= Kavikalanidhi Devarshi Shrikrishna Bhatt =

Hindu learned man (1675-1761)

Kavikalanidhi Devarshi Shrikrishna Bhatt (1675–1761), a contemporary of the Maharaja Sawai Jai Singh II of Jaipur, was an 18th-century Sanskrit poet, historian, scholar, and grammarian. He was an immensely accomplished and venerated poet of Sanskrit and Brajbhasha at the courts of the Kings of Bundi and Jaipur. He belonged to a reputed Sanskrit family of Vellanadu Brahmins from modern day Andhra Pradesh in South India who migrated to North India in the 15th century on invitation from various erstwhile princely States. His father's name was Laxman Bhatt.

Sawai Jai Singh II (1688–1743) was a connoisseur of art and literature, besides being a great warrior. During his rule, he invited many prominent and reputed scholars, artists, tantriks, painters, architects and town planners from different parts of the country. Devarshi Shrikrishna Bhatt was one such Sanskrit scholar and poet. He was a witness to the Ashwamedha yajña (1716) and Vajapeya yajña (1734) performed by Sawai Jai Singh II and to the founding and construction of Jaipur city. His famous epic Ishvar Vilas Mahakavya provides an excellent description of the reigns of Kings Sawai Jai Singh II (1688–1743) and his son Maharaja Ishvari Singh (1743–1750).

**What you will do:**
(A) According to the biography of Shrikrishna Bhatt, why did his family move to North India?
(B) Extract the passage of the Shrikrishna Bhatt biography from "Sawai Jai Singh II (1688–1743) was" up to and including "Ishvari Singh (1743–1750).".
(C) List every kind of person that, according to the Shrikrishna Bhatt biography, Sawai Jai Singh II invited from different parts of the country during his rule.

**Extracted data:**

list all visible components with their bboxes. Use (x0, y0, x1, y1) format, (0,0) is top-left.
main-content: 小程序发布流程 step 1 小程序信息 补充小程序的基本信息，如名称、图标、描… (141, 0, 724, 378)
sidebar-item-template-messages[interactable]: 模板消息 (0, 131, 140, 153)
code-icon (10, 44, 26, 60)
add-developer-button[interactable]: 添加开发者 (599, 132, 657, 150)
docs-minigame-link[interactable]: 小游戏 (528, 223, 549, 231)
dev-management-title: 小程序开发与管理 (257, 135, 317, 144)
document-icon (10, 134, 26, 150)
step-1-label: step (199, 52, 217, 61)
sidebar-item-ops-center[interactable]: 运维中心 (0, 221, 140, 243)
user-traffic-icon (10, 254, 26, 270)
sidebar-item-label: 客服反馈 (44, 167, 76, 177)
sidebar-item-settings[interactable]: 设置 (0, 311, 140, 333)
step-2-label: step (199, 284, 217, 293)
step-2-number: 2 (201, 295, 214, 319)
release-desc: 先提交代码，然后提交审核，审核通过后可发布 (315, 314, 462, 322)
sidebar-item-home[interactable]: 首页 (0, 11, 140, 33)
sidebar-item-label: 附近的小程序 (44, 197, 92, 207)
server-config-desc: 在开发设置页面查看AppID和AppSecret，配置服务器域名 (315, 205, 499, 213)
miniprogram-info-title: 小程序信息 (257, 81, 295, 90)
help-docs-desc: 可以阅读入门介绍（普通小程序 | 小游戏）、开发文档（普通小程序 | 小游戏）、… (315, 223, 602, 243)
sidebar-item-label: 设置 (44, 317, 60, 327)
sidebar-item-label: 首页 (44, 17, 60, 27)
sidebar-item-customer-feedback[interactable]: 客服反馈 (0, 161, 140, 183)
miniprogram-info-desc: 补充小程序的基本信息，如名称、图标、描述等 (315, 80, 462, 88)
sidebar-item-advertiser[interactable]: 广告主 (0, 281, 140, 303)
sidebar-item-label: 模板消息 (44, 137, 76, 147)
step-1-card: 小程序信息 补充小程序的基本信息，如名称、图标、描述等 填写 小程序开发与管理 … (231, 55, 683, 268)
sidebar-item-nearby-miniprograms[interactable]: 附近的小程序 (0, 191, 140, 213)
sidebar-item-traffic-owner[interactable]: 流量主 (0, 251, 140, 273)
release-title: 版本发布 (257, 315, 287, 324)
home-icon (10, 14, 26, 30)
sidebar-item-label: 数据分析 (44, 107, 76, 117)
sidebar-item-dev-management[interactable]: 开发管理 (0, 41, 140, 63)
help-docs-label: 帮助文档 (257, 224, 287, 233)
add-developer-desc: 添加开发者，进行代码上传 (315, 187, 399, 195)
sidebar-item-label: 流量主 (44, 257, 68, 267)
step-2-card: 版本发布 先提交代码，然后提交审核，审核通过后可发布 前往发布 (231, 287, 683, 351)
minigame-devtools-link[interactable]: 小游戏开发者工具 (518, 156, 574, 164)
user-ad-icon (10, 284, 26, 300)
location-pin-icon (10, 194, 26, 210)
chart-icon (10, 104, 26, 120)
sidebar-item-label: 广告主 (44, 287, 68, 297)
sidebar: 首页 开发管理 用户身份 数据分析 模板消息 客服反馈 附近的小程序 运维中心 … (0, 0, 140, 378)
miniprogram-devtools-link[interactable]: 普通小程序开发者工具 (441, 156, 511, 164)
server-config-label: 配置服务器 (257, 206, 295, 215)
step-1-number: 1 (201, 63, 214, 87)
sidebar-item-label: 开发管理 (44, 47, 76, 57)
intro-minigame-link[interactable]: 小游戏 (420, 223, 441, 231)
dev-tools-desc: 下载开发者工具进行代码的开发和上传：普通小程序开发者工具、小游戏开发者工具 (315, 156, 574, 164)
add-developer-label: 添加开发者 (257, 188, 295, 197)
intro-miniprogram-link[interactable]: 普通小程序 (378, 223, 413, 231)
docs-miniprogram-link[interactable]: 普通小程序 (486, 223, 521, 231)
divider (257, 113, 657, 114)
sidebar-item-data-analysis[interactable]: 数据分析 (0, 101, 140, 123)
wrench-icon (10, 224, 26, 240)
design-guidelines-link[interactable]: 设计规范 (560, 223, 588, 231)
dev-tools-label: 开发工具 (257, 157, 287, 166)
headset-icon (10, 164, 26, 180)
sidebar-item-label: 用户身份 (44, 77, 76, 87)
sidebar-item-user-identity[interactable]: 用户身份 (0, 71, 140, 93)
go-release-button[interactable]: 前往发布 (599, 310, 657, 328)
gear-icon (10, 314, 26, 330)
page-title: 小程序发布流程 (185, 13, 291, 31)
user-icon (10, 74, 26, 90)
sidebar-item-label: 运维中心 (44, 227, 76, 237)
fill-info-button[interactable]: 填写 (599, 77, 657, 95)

**Answers by task:**
(A) His family, a reputed Sanskrit family of Vellanadu Brahmins from present-day Andhra Pradesh, migrated to North India in the 15th century because various princely States of the time invited them.

(B)
Sawai Jai Singh II (1688–1743) was a connoisseur of art and literature, besides being a great warrior. During his rule, he invited many prominent and reputed scholars, artists, tantriks, painters, architects and town planners from different parts of the country. Devarshi Shrikrishna Bhatt was one such Sanskrit scholar and poet. He was a witness to the Ashwamedha yajña (1716) and Vajapeya yajña (1734) performed by Sawai Jai Singh II and to the founding and construction of Jaipur city. His famous epic Ishvar Vilas Mahakavya provides an excellent description of the reigns of Kings Sawai Jai Singh II (1688–1743) and his son Maharaja Ishvari Singh (1743–1750).

(C)
- Scholars
- Artists
- Tantriks
- Painters
- Architects
- Town planners